(Stored items from a collection)
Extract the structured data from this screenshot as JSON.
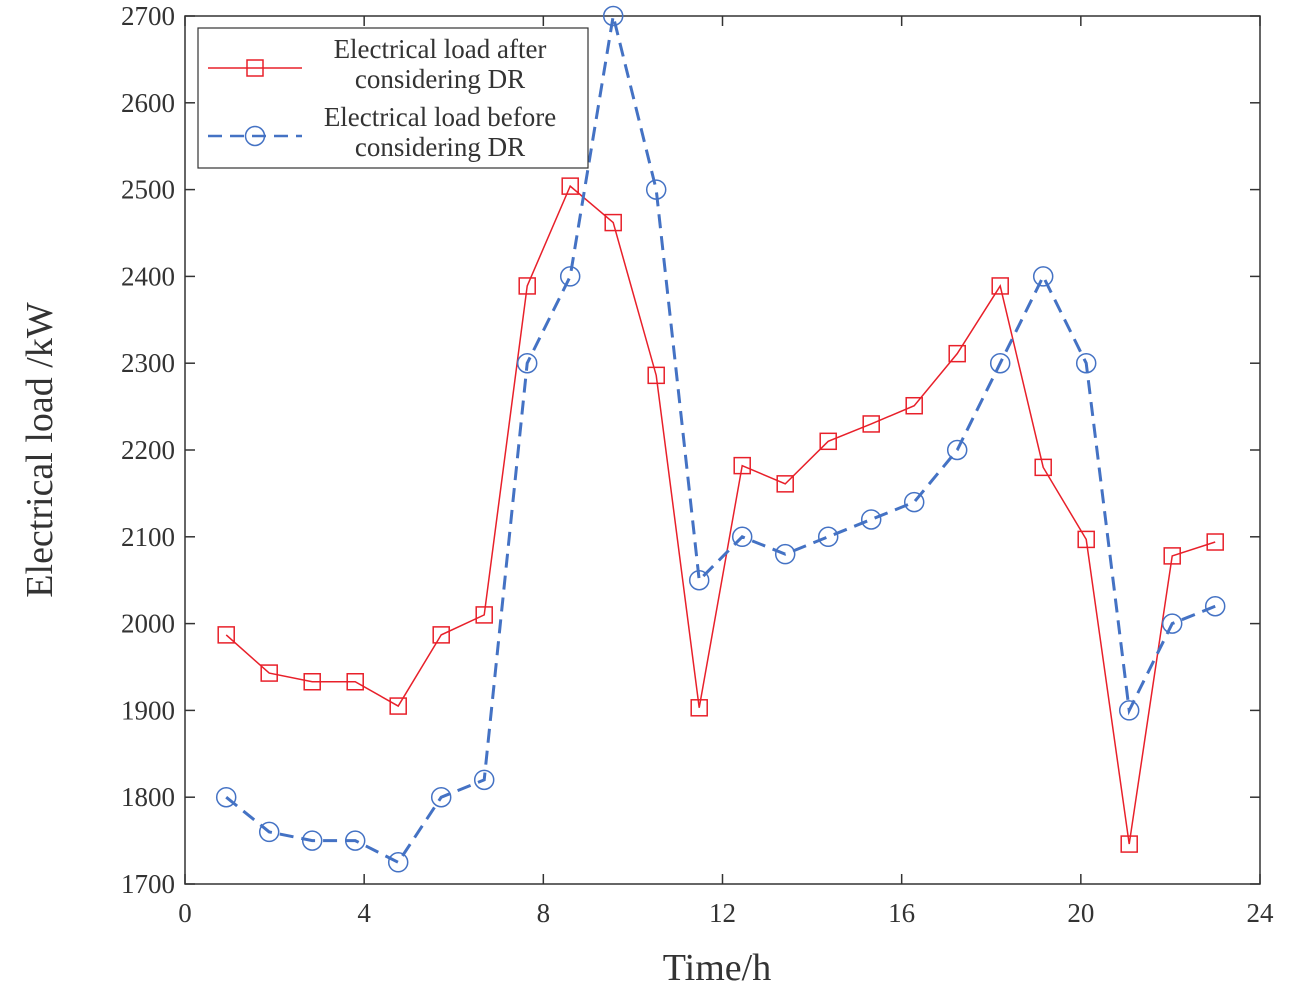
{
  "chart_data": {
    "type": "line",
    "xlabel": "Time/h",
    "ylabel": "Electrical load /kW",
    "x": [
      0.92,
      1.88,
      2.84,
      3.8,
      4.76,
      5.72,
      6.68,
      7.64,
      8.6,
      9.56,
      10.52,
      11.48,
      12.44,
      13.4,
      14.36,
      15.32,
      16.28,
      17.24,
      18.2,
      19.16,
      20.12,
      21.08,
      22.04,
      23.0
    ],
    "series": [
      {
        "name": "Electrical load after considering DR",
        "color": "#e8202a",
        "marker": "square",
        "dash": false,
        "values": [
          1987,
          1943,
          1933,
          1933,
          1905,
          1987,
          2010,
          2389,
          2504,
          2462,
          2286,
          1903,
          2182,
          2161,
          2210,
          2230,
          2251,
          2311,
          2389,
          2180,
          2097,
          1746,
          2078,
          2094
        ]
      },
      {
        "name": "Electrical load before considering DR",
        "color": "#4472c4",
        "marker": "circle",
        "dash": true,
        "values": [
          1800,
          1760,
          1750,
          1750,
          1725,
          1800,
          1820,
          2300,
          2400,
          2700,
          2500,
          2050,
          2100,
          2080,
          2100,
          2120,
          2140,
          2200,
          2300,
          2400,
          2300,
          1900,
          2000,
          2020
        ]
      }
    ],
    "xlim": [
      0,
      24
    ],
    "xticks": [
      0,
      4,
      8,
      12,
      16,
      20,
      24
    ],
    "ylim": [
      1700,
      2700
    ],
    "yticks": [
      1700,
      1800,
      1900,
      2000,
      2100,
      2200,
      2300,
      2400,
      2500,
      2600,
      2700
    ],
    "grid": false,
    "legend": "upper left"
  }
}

* Task goal:
Work through the records above line by line and count those that hold the string "Electrical". Give only the result.

* Written solution:
3